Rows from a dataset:
-.-.-

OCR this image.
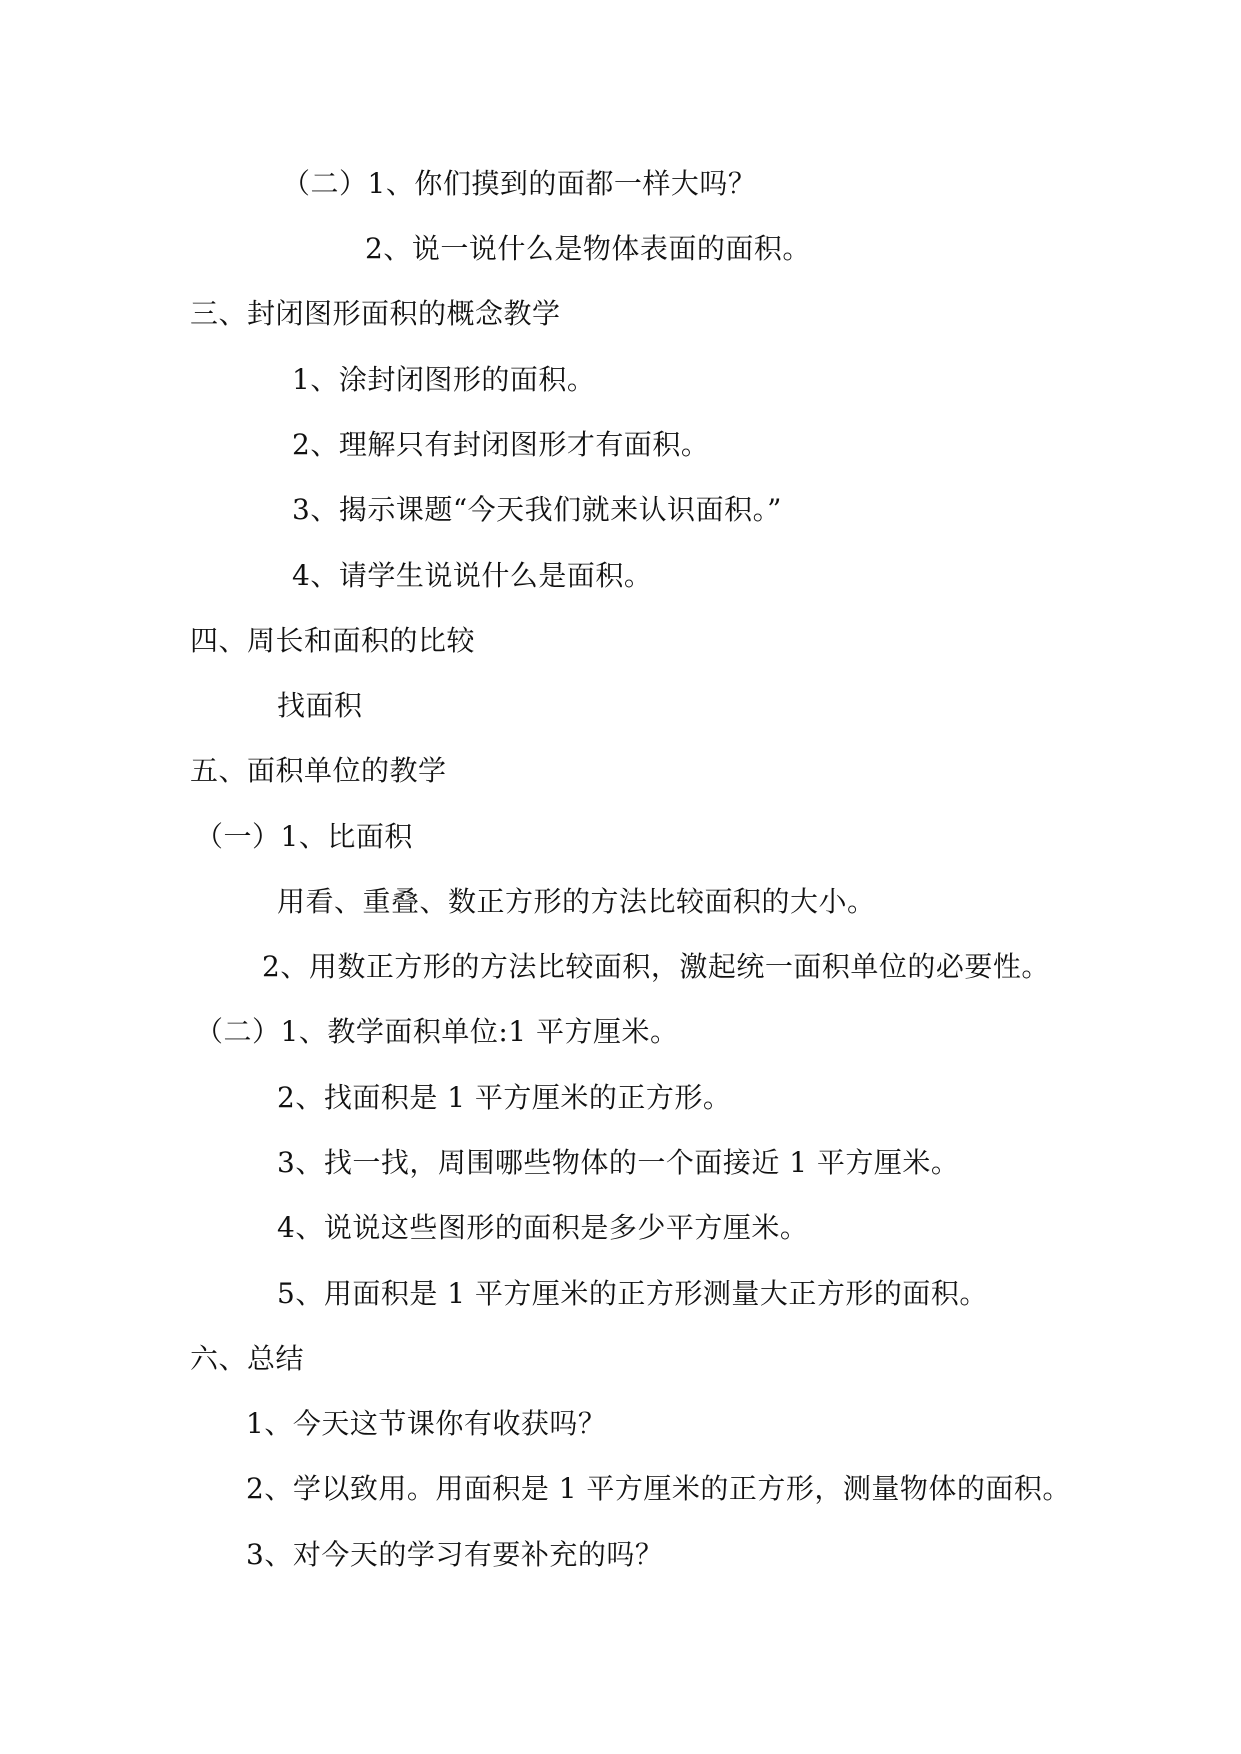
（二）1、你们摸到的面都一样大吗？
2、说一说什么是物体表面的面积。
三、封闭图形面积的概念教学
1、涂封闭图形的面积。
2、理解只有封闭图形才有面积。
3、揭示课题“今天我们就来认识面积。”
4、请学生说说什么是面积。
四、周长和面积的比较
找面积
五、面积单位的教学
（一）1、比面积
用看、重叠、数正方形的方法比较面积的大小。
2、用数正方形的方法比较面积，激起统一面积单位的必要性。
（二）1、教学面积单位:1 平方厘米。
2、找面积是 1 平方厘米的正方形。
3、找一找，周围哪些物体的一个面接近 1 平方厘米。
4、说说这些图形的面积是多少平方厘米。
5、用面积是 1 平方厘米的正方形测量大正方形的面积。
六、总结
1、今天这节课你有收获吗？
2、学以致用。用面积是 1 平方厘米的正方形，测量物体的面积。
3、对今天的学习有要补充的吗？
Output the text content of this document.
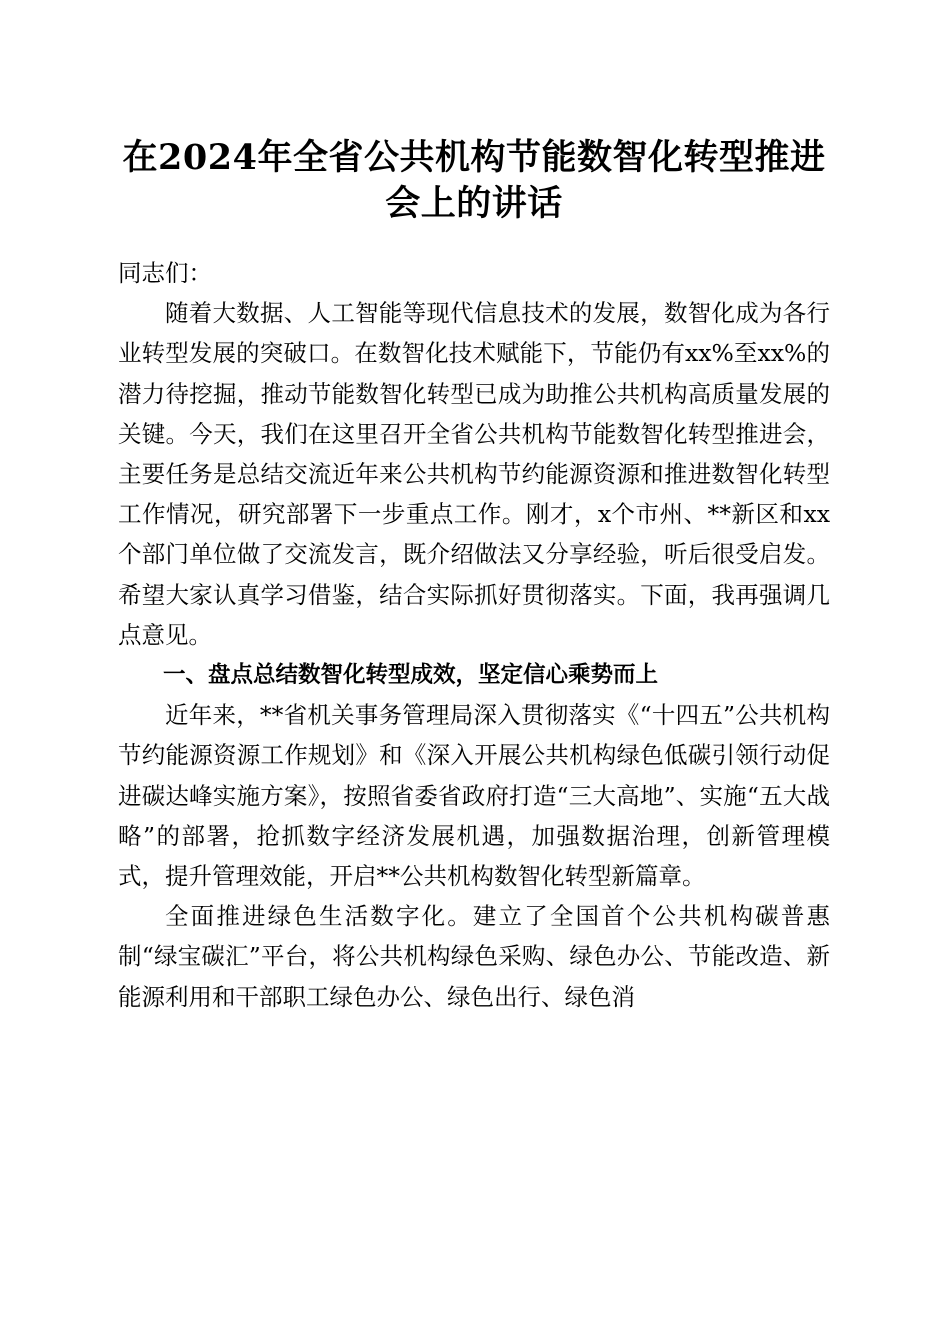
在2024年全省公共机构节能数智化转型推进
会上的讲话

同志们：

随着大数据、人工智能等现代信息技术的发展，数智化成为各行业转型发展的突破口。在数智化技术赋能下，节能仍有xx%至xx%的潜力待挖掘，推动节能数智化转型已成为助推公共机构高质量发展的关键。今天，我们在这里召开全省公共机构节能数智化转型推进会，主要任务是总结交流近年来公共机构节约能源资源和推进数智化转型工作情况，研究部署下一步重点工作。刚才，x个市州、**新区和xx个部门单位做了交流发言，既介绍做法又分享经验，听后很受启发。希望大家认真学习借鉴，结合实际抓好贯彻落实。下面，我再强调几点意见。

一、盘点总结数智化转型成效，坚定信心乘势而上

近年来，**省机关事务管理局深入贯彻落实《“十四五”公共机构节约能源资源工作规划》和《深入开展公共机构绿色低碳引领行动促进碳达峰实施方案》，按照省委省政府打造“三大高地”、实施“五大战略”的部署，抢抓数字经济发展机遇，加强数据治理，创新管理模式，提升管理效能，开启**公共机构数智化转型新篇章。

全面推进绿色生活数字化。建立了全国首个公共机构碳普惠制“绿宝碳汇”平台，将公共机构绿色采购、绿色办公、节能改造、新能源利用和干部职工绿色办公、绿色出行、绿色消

-.-.-

→ **YOUR INSTRUCTIONS**: Except for the pictures, print the data above exactly.

→ **WORKED SOLUTION**:
OCR this image.
（二）1、你们摸到的面都一样大吗？
2、说一说什么是物体表面的面积。
三、封闭图形面积的概念教学
1、涂封闭图形的面积。
2、理解只有封闭图形才有面积。
3、揭示课题“今天我们就来认识面积。”
4、请学生说说什么是面积。
四、周长和面积的比较
找面积
五、面积单位的教学
（一）1、比面积
用看、重叠、数正方形的方法比较面积的大小。
2、用数正方形的方法比较面积，激起统一面积单位的必要性。
（二）1、教学面积单位:1 平方厘米。
2、找面积是 1 平方厘米的正方形。
3、找一找，周围哪些物体的一个面接近 1 平方厘米。
4、说说这些图形的面积是多少平方厘米。
5、用面积是 1 平方厘米的正方形测量大正方形的面积。
六、总结
1、今天这节课你有收获吗？
2、学以致用。用面积是 1 平方厘米的正方形，测量物体的面积。
3、对今天的学习有要补充的吗？
Output the text content of this document.
在2024年全省公共机构节能数智化转型推进
会上的讲话

同志们：

随着大数据、人工智能等现代信息技术的发展，数智化成为各行业转型发展的突破口。在数智化技术赋能下，节能仍有xx%至xx%的潜力待挖掘，推动节能数智化转型已成为助推公共机构高质量发展的关键。今天，我们在这里召开全省公共机构节能数智化转型推进会，主要任务是总结交流近年来公共机构节约能源资源和推进数智化转型工作情况，研究部署下一步重点工作。刚才，x个市州、**新区和xx个部门单位做了交流发言，既介绍做法又分享经验，听后很受启发。希望大家认真学习借鉴，结合实际抓好贯彻落实。下面，我再强调几点意见。

一、盘点总结数智化转型成效，坚定信心乘势而上

近年来，**省机关事务管理局深入贯彻落实《“十四五”公共机构节约能源资源工作规划》和《深入开展公共机构绿色低碳引领行动促进碳达峰实施方案》，按照省委省政府打造“三大高地”、实施“五大战略”的部署，抢抓数字经济发展机遇，加强数据治理，创新管理模式，提升管理效能，开启**公共机构数智化转型新篇章。

全面推进绿色生活数字化。建立了全国首个公共机构碳普惠制“绿宝碳汇”平台，将公共机构绿色采购、绿色办公、节能改造、新能源利用和干部职工绿色办公、绿色出行、绿色消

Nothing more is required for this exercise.